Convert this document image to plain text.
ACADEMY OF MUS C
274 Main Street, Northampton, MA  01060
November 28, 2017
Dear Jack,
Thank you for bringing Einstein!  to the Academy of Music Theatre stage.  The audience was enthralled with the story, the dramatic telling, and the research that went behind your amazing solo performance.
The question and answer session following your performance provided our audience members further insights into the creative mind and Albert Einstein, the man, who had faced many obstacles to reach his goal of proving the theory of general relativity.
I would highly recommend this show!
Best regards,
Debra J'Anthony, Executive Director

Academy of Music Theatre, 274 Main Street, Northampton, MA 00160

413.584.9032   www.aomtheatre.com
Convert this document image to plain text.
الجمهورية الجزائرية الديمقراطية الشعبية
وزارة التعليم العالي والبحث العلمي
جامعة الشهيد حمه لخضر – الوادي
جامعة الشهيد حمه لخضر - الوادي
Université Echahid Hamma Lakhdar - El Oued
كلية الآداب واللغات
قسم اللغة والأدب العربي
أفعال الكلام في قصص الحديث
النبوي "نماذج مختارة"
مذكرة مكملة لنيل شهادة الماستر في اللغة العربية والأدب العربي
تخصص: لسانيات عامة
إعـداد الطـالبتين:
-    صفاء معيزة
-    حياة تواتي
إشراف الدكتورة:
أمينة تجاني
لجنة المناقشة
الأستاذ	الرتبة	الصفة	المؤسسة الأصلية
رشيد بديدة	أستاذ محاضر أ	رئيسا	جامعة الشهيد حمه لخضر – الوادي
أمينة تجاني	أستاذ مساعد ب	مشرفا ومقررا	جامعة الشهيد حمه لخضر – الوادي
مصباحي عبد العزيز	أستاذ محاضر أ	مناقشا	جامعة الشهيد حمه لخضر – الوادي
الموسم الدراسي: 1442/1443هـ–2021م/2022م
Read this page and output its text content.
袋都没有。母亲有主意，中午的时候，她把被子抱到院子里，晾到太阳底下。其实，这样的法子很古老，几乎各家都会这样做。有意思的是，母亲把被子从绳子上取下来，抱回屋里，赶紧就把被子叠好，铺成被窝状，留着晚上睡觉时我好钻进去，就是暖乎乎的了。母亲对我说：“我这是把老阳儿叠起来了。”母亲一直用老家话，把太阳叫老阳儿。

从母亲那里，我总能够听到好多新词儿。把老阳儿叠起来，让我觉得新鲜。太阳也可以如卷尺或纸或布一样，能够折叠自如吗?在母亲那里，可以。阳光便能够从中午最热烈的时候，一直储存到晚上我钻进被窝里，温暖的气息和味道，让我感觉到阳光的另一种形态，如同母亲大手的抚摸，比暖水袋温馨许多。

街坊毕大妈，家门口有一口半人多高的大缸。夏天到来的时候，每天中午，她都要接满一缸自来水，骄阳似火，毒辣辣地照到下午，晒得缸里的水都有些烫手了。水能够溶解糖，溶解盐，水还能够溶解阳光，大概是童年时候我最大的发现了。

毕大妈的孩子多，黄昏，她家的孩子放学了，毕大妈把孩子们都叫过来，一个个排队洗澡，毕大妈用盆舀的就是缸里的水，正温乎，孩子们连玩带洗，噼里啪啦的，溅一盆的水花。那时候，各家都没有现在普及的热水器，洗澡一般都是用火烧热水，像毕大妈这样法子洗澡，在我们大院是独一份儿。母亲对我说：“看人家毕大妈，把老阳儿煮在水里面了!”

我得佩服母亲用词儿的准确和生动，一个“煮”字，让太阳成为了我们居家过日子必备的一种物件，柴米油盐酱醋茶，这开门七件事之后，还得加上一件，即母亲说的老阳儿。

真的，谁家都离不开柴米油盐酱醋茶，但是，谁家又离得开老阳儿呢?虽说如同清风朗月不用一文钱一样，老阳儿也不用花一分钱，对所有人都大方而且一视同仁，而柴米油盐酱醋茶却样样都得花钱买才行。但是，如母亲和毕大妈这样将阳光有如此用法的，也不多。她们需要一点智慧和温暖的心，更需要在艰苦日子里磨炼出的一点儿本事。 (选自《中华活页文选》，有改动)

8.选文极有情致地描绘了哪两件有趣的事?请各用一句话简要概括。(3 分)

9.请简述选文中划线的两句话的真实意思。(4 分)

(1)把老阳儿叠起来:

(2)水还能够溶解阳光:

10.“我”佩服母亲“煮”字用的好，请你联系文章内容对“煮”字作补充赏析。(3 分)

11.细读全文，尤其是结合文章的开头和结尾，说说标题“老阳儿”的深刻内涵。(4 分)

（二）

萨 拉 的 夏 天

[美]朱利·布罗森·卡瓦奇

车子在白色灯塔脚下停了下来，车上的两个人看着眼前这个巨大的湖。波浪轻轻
● ● ● ● ●
From the listing above, collect each line in which the string "والأدب" appears.

قسم اللغة والأدب العربي
مذكرة مكملة لنيل شهادة الماستر في اللغة العربية والأدب العربي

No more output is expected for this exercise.